Pull every line containing "HORN" from the entries.

* _DATA PROVIDED_

☆ ☆ ☆ ☆

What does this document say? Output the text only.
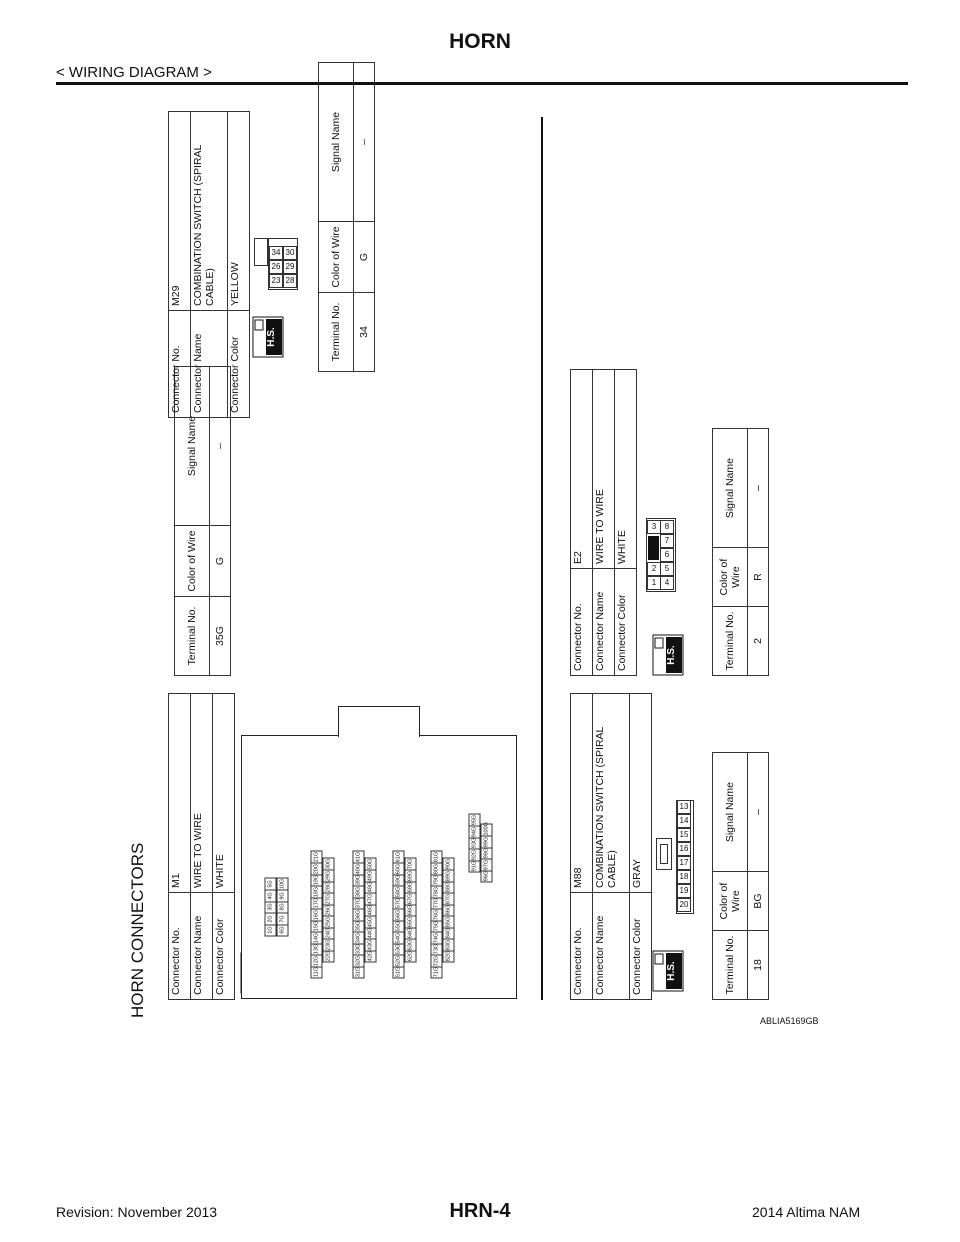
HORN
< WIRING DIAGRAM >
HORN CONNECTORS Connector No.	M1
Connector Name	WIRE TO WIRE
Connector Color	WHITE
1G
2G
3G
4G
5G
6G
7G
8G
9G
10G
11G
12G
13G
14G
15G
16G
17G
18G
19G
20G
21G
22G
23G
24G
25G
26G
27G
28G
29G
30G
31G
32G
33G
34G
35G
36G
37G
38G
39G
40G
41G
42G
43G
44G
45G
46G
47G
48G
49G
50G
51G
52G
53G
54G
55G
56G
57G
58G
59G
60G
61G
62G
63G
64G
65G
66G
67G
68G
69G
70G
71G
72G
73G
74G
75G
76G
77G
78G
79G
80G
81G
82G
83G
84G
85G
86G
87G
88G
89G
90G	91G
92G
93G
94G
95G
96G
97G
98G
99G
100G
Terminal No.	Color of Wire	Signal Name
35G	G	–
Connector No.	M29
Connector Name	COMBINATION SWITCH (SPIRAL CABLE)
Connector Color	YELLOW
H.S.
23
26
34
28
29
30
Terminal No.	Color of Wire	Signal Name
34	G	–
Connector No.	M88
Connector Name	COMBINATION SWITCH (SPIRAL CABLE)
Connector Color	GRAY
H.S.
20
19
18
17
16
15
14
13
Terminal No.	Color of Wire	Signal Name
18	BG	–
Connector No.	E2
Connector Name	WIRE TO WIRE
Connector Color	WHITE
H.S.
1
2
3
4
5
6
7
8
Terminal No.	Color of Wire	Signal Name
2	R	–
ABLIA5169GB
Revision: November 2013	HRN-4	2014 Altima NAM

☆ ☆ ☆ ☆

* _PROBLEM SOLUTION_
HORN
HORN CONNECTORS Connector No.	M1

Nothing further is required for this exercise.